2004-11-08 Thread David Evans
Is using JNDI to access a file like this a reasonable approach? I just
started using JNDI to name my database connections via a connection
pool. And when i saw the simplicity of accessing the JNDI context within
my java classes, i got to thinking that i should use it to access many
of my applications configuration variables, such as the location of
various directories for templates and uploads. it seems much cleaner
than passing the request around just to get at the application scope.

Could the original poster stick either the file location in the JNDI
context, so he could easily reference it later, or if the file wasn't
too large, use a custom resource factory to wrap its contents in a bean
and then use the JNDI context to access the file contents.

I haven't tried any of this myself, but was planning to in the next week
or two, when i got some time. Can anyone point out pros and cons of this
approach?

**Task item:**
Continue the mailing-list post about using JNDI to reach configuration files and settings, picking up right after its final question.

**Material shown:**
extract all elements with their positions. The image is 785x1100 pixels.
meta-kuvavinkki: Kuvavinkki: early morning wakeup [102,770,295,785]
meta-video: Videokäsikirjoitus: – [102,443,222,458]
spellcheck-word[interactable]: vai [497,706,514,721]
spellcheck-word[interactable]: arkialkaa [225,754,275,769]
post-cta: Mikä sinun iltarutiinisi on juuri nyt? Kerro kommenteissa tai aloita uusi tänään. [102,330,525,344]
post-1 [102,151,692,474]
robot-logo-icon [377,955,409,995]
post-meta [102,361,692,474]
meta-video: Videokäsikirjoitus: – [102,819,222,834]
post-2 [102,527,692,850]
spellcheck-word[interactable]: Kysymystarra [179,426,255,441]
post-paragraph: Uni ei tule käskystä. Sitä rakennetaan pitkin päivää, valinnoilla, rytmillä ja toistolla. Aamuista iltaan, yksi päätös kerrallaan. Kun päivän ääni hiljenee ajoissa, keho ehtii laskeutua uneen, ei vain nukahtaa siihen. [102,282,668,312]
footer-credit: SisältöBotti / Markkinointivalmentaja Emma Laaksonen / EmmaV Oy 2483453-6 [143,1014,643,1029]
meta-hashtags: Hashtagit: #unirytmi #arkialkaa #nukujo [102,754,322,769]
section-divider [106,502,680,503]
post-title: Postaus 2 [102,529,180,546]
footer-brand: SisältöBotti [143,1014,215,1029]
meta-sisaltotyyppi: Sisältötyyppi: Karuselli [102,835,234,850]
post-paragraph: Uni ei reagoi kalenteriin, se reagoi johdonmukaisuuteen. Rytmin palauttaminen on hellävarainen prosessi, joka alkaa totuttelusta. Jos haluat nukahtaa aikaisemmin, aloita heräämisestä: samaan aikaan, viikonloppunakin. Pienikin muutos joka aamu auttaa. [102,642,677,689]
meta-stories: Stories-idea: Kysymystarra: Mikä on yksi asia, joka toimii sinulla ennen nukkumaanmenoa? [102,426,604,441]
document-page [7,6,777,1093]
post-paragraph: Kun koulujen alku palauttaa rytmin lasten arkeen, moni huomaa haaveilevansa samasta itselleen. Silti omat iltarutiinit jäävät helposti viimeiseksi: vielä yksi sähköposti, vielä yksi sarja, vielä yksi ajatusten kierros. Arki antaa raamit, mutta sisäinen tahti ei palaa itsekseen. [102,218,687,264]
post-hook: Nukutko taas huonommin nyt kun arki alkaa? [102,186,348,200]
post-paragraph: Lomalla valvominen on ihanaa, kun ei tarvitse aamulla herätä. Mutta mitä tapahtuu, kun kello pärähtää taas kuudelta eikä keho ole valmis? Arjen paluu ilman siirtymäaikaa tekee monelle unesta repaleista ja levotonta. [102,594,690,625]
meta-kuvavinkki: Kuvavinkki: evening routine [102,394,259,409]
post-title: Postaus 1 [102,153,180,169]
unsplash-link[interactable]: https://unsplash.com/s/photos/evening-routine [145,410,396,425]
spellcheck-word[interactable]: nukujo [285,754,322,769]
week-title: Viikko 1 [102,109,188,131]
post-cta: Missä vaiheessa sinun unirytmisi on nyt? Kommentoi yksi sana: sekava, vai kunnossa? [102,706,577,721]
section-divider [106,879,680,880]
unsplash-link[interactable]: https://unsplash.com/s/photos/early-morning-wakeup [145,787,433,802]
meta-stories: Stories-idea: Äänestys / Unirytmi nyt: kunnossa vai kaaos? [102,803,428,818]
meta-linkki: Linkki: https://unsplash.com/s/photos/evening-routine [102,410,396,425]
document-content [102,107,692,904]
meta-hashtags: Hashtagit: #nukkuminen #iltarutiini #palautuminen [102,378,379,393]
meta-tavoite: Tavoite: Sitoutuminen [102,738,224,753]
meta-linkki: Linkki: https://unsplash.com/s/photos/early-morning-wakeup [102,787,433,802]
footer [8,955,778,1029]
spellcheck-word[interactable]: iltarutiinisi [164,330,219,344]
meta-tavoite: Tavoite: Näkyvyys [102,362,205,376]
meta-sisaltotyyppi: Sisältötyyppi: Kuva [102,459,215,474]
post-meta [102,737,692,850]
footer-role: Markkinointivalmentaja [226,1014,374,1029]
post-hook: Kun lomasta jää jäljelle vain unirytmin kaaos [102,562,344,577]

**Task answer:**
the link to the tomcat/JNDI documentation:
http://jakarta.apache.org/tomcat/tomcat-5.0-doc/jndi-resources-howto.html

dave


On Mon, 2004-11-08 at 
08:03, Shapira, Yoav wrote:
 Hi,
 Then you have a screwed up design.  There's no portable way to get the 
 ServletContext to fit your needs, and there's no way to make 
 Class#getResource read /WEB-INF unless you write a custom ClassLoader.  
 Change your approach.
 
 Yoav Shapira http://www.yoavshapira.com
  
 
 -Original Message-
 From: Morkeleb [mailto:[EMAIL PROTECTED]
 Sent: Sunday, November 07, 2004 10:51 AM
 To: [EMAIL PROTECTED]
 Subject: Accessing resource in WEB-INF outside servlet
 
 Hi.
 
 I have a file in WEB-INF which I want to access.
 However, this is done in a static class which is not a servlet,
 so I do not have the servlet context.
 
 Is there a way to access the servlet context non the less?
 Is there a way to make getResource find the file anyway?
 
 I know a resource is found when it's in /WEB-INF/classes,
 but it is only in /WEB-INF/ and it is not an option to move
 it to the classes directory.
 
 Can you help me?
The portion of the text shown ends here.